## BEGIN INFORMATION PROVIDED

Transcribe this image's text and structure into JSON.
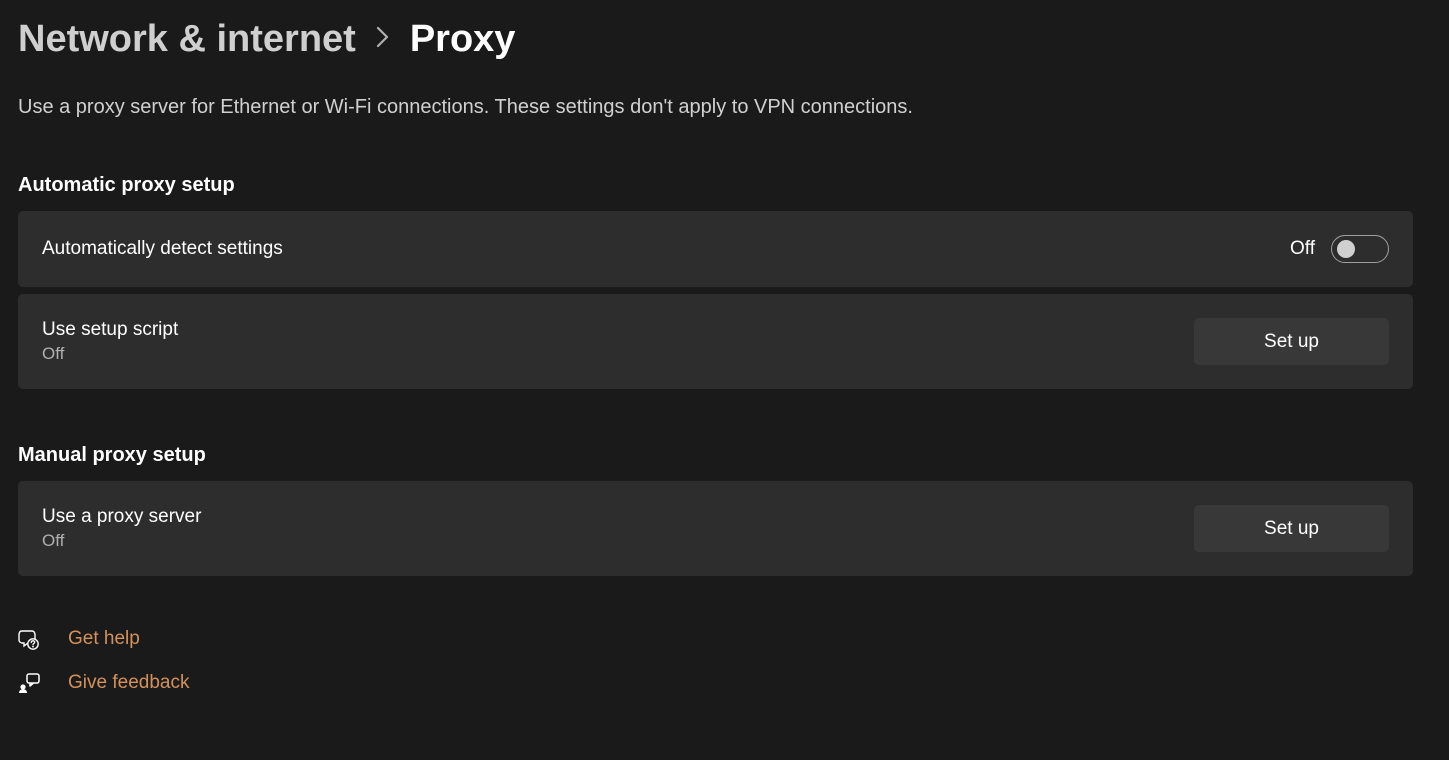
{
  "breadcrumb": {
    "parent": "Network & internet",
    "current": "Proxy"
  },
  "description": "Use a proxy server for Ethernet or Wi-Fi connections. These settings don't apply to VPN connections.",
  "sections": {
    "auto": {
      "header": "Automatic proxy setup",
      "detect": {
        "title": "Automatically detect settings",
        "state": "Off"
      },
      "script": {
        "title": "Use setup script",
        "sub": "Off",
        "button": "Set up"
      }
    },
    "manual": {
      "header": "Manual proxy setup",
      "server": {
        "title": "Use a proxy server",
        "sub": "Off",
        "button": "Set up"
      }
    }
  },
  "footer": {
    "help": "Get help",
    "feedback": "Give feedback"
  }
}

## END INFORMATION PROVIDED

_WRITTEN INSTRUCTION_
Return every line of the preceding records in which the word "header" appears.

_IN RESPONSE_
      "header": "Automatic proxy setup",
      "header": "Manual proxy setup",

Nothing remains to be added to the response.